◆ Exercise details: The entries below should be quoted exactly, with no pictures carried over.
** Start **
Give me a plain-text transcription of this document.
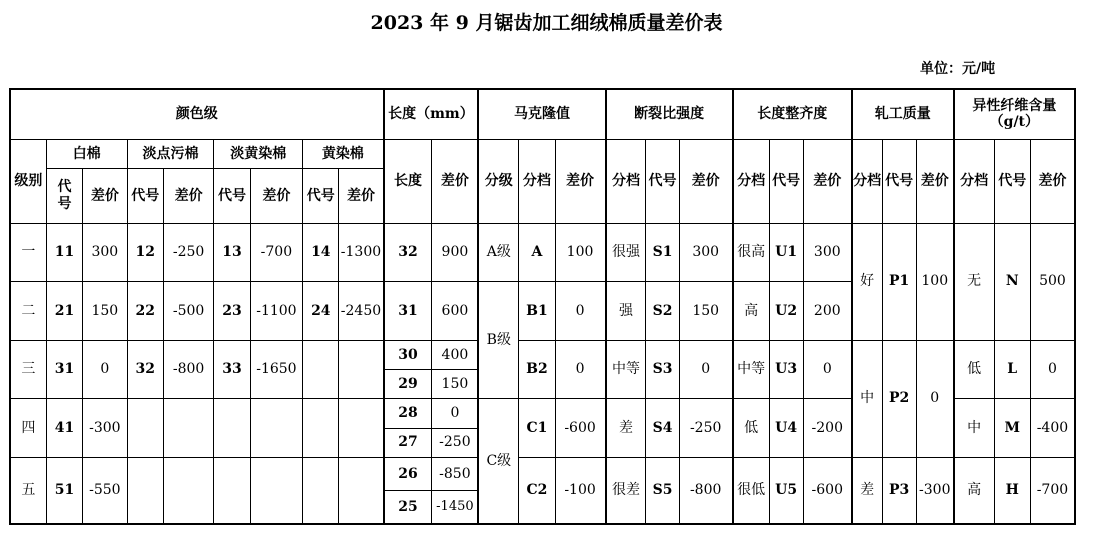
2023 年 9 月锯齿加工细绒棉质量差价表
单位：元/吨
颜色级									长度（mm）		马克隆值			断裂比强度			长度整齐度			轧工质量			异性纤维含量（g/t）		
级别	白棉		淡点污棉		淡黄染棉		黄染棉		长度	差价	分级	分档	差价	分档	代号	差价	分档	代号	差价	分档	代号	差价	分档	代号	差价
	代号	差价	代号	差价	代号	差价	代号	差价																	
一	11	300	12	-250	13	-700	14	-1300	32	900	A级	A	100	很强	S1	300	很高	U1	300	好	P1	100	无	N	500
二	21	150	22	-500	23	-1100	24	-2450	31	600	B级	B1	0	强	S2	150	高	U2	200						
三	31	0	32	-800	33	-1650			30	400		B2	0	中等	S3	0	中等	U3	0	中	P2	0	低	L	0
									29	150															
四	41	-300							28	0	C级	C1	-600	差	S4	-250	低	U4	-200				中	M	-400
									27	-250															
五	51	-550							26	-850		C2	-100	很差	S5	-800	很低	U5	-600	差	P3	-300	高	H	-700
									25	-1450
** End **
◆ Completed task:
Give me a plain-text transcription of this document.
2023 年 9 月锯齿加工细绒棉质量差价表
单位：元/吨
颜色级									长度（mm）		马克隆值			断裂比强度			长度整齐度			轧工质量			异性纤维含量（g/t）		
级别	白棉		淡点污棉		淡黄染棉		黄染棉		长度	差价	分级	分档	差价	分档	代号	差价	分档	代号	差价	分档	代号	差价	分档	代号	差价
	代号	差价	代号	差价	代号	差价	代号	差价																	
一	11	300	12	-250	13	-700	14	-1300	32	900	A级	A	100	很强	S1	300	很高	U1	300	好	P1	100	无	N	500
二	21	150	22	-500	23	-1100	24	-2450	31	600	B级	B1	0	强	S2	150	高	U2	200						
三	31	0	32	-800	33	-1650			30	400		B2	0	中等	S3	0	中等	U3	0	中	P2	0	低	L	0
									29	150															
四	41	-300							28	0	C级	C1	-600	差	S4	-250	低	U4	-200				中	M	-400
									27	-250															
五	51	-550							26	-850		C2	-100	很差	S5	-800	很低	U5	-600	差	P3	-300	高	H	-700
									25	-1450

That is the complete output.